_Work instructions_
Below is a block of records; return all of them exactly, but without the images.

# start of Recorded information

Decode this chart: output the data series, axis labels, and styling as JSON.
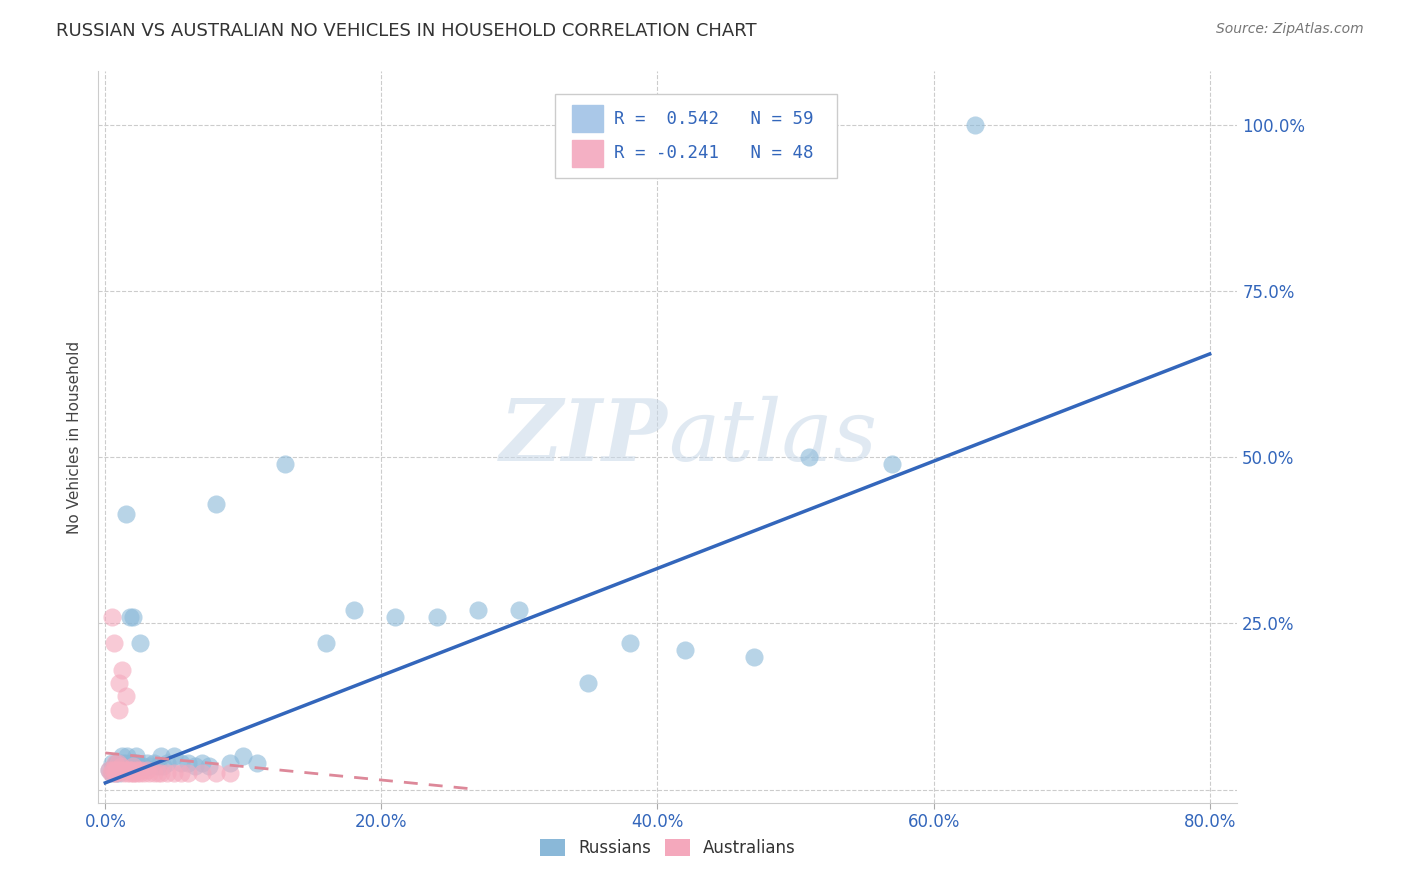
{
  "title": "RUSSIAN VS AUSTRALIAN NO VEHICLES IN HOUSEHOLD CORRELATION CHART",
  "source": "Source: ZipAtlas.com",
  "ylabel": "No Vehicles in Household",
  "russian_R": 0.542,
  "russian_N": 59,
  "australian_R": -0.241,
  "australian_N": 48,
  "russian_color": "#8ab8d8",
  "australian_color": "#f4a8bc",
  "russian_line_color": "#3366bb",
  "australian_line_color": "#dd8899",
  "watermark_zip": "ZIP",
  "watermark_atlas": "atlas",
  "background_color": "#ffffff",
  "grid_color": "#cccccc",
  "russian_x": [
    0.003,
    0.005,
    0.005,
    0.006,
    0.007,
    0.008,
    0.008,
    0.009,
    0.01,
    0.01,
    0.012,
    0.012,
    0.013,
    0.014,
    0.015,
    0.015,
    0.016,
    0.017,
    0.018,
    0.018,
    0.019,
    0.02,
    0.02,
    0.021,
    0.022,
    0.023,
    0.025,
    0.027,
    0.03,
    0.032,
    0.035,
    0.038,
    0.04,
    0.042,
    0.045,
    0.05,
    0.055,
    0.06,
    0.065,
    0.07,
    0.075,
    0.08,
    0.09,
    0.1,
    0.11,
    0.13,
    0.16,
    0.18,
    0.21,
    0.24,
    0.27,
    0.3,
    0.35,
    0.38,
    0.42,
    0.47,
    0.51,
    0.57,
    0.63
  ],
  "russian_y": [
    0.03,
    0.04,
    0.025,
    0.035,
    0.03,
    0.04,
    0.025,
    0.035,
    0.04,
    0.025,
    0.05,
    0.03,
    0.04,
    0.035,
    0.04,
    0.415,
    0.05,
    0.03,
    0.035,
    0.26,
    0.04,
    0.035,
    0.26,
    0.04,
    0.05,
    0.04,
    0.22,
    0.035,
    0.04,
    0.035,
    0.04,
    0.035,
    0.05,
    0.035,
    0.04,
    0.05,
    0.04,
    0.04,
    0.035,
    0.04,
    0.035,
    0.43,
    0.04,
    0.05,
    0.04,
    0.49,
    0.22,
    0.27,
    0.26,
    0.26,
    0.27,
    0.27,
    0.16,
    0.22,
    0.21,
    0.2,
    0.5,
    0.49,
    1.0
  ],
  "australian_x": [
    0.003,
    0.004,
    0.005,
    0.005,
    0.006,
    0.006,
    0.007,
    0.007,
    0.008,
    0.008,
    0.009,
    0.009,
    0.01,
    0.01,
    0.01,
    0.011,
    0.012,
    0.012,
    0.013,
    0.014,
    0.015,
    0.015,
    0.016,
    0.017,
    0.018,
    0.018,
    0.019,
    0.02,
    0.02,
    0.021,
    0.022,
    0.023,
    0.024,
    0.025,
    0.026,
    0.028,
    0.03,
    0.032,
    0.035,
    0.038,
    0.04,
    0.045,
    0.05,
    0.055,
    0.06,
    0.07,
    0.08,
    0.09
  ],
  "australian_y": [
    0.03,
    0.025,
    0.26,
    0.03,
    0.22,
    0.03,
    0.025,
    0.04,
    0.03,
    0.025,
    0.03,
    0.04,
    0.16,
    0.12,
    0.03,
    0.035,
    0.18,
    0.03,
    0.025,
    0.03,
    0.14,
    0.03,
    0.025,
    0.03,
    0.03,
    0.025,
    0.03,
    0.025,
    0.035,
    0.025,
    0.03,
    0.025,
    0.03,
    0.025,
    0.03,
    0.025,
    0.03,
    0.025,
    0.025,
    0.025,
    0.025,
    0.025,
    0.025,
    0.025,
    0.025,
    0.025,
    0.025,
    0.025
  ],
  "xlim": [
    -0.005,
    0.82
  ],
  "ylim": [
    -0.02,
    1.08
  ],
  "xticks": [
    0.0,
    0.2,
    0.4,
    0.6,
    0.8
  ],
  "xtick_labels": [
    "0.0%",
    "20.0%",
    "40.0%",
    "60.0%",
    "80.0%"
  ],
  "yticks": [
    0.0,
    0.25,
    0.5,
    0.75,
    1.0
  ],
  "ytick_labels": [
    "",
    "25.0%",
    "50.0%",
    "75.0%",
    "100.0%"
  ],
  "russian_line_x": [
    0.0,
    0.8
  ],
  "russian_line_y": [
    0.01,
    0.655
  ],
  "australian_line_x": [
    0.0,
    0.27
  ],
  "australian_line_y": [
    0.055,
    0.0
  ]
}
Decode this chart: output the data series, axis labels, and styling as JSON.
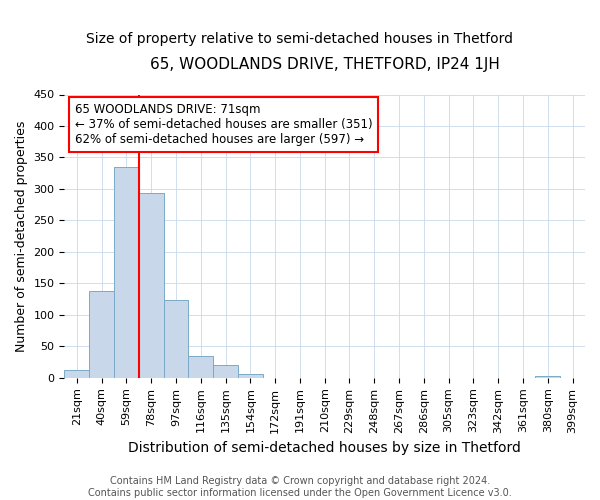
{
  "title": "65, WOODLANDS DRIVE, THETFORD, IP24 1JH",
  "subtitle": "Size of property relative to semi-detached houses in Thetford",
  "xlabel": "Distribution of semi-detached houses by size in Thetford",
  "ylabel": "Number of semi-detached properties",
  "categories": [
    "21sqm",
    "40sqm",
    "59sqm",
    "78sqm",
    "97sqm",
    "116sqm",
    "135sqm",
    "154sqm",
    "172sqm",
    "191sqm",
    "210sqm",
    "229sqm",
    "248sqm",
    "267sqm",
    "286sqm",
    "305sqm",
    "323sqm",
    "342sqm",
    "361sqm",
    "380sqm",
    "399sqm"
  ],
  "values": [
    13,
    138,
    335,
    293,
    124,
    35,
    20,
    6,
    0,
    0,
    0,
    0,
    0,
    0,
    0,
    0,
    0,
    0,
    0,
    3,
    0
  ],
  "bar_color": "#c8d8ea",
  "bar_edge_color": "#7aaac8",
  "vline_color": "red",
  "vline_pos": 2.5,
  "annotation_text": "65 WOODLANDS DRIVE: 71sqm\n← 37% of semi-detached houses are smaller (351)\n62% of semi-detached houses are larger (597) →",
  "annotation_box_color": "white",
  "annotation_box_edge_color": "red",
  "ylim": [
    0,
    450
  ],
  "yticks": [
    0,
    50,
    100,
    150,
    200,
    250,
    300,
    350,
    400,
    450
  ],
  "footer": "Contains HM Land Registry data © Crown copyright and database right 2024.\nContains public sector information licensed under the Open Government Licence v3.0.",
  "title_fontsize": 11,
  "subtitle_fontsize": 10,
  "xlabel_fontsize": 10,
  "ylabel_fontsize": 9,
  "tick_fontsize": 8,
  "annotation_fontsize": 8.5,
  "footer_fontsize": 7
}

# end of Recorded information

_Response to this task_
Decode this chart: output the data series, axis labels, and styling as JSON.
{
  "title": "RUSSIAN VS AUSTRALIAN NO VEHICLES IN HOUSEHOLD CORRELATION CHART",
  "source": "Source: ZipAtlas.com",
  "ylabel": "No Vehicles in Household",
  "russian_R": 0.542,
  "russian_N": 59,
  "australian_R": -0.241,
  "australian_N": 48,
  "russian_color": "#8ab8d8",
  "australian_color": "#f4a8bc",
  "russian_line_color": "#3366bb",
  "australian_line_color": "#dd8899",
  "watermark_zip": "ZIP",
  "watermark_atlas": "atlas",
  "background_color": "#ffffff",
  "grid_color": "#cccccc",
  "russian_x": [
    0.003,
    0.005,
    0.005,
    0.006,
    0.007,
    0.008,
    0.008,
    0.009,
    0.01,
    0.01,
    0.012,
    0.012,
    0.013,
    0.014,
    0.015,
    0.015,
    0.016,
    0.017,
    0.018,
    0.018,
    0.019,
    0.02,
    0.02,
    0.021,
    0.022,
    0.023,
    0.025,
    0.027,
    0.03,
    0.032,
    0.035,
    0.038,
    0.04,
    0.042,
    0.045,
    0.05,
    0.055,
    0.06,
    0.065,
    0.07,
    0.075,
    0.08,
    0.09,
    0.1,
    0.11,
    0.13,
    0.16,
    0.18,
    0.21,
    0.24,
    0.27,
    0.3,
    0.35,
    0.38,
    0.42,
    0.47,
    0.51,
    0.57,
    0.63
  ],
  "russian_y": [
    0.03,
    0.04,
    0.025,
    0.035,
    0.03,
    0.04,
    0.025,
    0.035,
    0.04,
    0.025,
    0.05,
    0.03,
    0.04,
    0.035,
    0.04,
    0.415,
    0.05,
    0.03,
    0.035,
    0.26,
    0.04,
    0.035,
    0.26,
    0.04,
    0.05,
    0.04,
    0.22,
    0.035,
    0.04,
    0.035,
    0.04,
    0.035,
    0.05,
    0.035,
    0.04,
    0.05,
    0.04,
    0.04,
    0.035,
    0.04,
    0.035,
    0.43,
    0.04,
    0.05,
    0.04,
    0.49,
    0.22,
    0.27,
    0.26,
    0.26,
    0.27,
    0.27,
    0.16,
    0.22,
    0.21,
    0.2,
    0.5,
    0.49,
    1.0
  ],
  "australian_x": [
    0.003,
    0.004,
    0.005,
    0.005,
    0.006,
    0.006,
    0.007,
    0.007,
    0.008,
    0.008,
    0.009,
    0.009,
    0.01,
    0.01,
    0.01,
    0.011,
    0.012,
    0.012,
    0.013,
    0.014,
    0.015,
    0.015,
    0.016,
    0.017,
    0.018,
    0.018,
    0.019,
    0.02,
    0.02,
    0.021,
    0.022,
    0.023,
    0.024,
    0.025,
    0.026,
    0.028,
    0.03,
    0.032,
    0.035,
    0.038,
    0.04,
    0.045,
    0.05,
    0.055,
    0.06,
    0.07,
    0.08,
    0.09
  ],
  "australian_y": [
    0.03,
    0.025,
    0.26,
    0.03,
    0.22,
    0.03,
    0.025,
    0.04,
    0.03,
    0.025,
    0.03,
    0.04,
    0.16,
    0.12,
    0.03,
    0.035,
    0.18,
    0.03,
    0.025,
    0.03,
    0.14,
    0.03,
    0.025,
    0.03,
    0.03,
    0.025,
    0.03,
    0.025,
    0.035,
    0.025,
    0.03,
    0.025,
    0.03,
    0.025,
    0.03,
    0.025,
    0.03,
    0.025,
    0.025,
    0.025,
    0.025,
    0.025,
    0.025,
    0.025,
    0.025,
    0.025,
    0.025,
    0.025
  ],
  "xlim": [
    -0.005,
    0.82
  ],
  "ylim": [
    -0.02,
    1.08
  ],
  "xticks": [
    0.0,
    0.2,
    0.4,
    0.6,
    0.8
  ],
  "xtick_labels": [
    "0.0%",
    "20.0%",
    "40.0%",
    "60.0%",
    "80.0%"
  ],
  "yticks": [
    0.0,
    0.25,
    0.5,
    0.75,
    1.0
  ],
  "ytick_labels": [
    "",
    "25.0%",
    "50.0%",
    "75.0%",
    "100.0%"
  ],
  "russian_line_x": [
    0.0,
    0.8
  ],
  "russian_line_y": [
    0.01,
    0.655
  ],
  "australian_line_x": [
    0.0,
    0.27
  ],
  "australian_line_y": [
    0.055,
    0.0
  ]
}
Decode this chart: output the data series, axis labels, and styling as JSON.
{
  "title": "65, WOODLANDS DRIVE, THETFORD, IP24 1JH",
  "subtitle": "Size of property relative to semi-detached houses in Thetford",
  "xlabel": "Distribution of semi-detached houses by size in Thetford",
  "ylabel": "Number of semi-detached properties",
  "categories": [
    "21sqm",
    "40sqm",
    "59sqm",
    "78sqm",
    "97sqm",
    "116sqm",
    "135sqm",
    "154sqm",
    "172sqm",
    "191sqm",
    "210sqm",
    "229sqm",
    "248sqm",
    "267sqm",
    "286sqm",
    "305sqm",
    "323sqm",
    "342sqm",
    "361sqm",
    "380sqm",
    "399sqm"
  ],
  "values": [
    13,
    138,
    335,
    293,
    124,
    35,
    20,
    6,
    0,
    0,
    0,
    0,
    0,
    0,
    0,
    0,
    0,
    0,
    0,
    3,
    0
  ],
  "bar_color": "#c8d8ea",
  "bar_edge_color": "#7aaac8",
  "vline_color": "red",
  "vline_pos": 2.5,
  "annotation_text": "65 WOODLANDS DRIVE: 71sqm\n← 37% of semi-detached houses are smaller (351)\n62% of semi-detached houses are larger (597) →",
  "annotation_box_color": "white",
  "annotation_box_edge_color": "red",
  "ylim": [
    0,
    450
  ],
  "yticks": [
    0,
    50,
    100,
    150,
    200,
    250,
    300,
    350,
    400,
    450
  ],
  "footer": "Contains HM Land Registry data © Crown copyright and database right 2024.\nContains public sector information licensed under the Open Government Licence v3.0.",
  "title_fontsize": 11,
  "subtitle_fontsize": 10,
  "xlabel_fontsize": 10,
  "ylabel_fontsize": 9,
  "tick_fontsize": 8,
  "annotation_fontsize": 8.5,
  "footer_fontsize": 7
}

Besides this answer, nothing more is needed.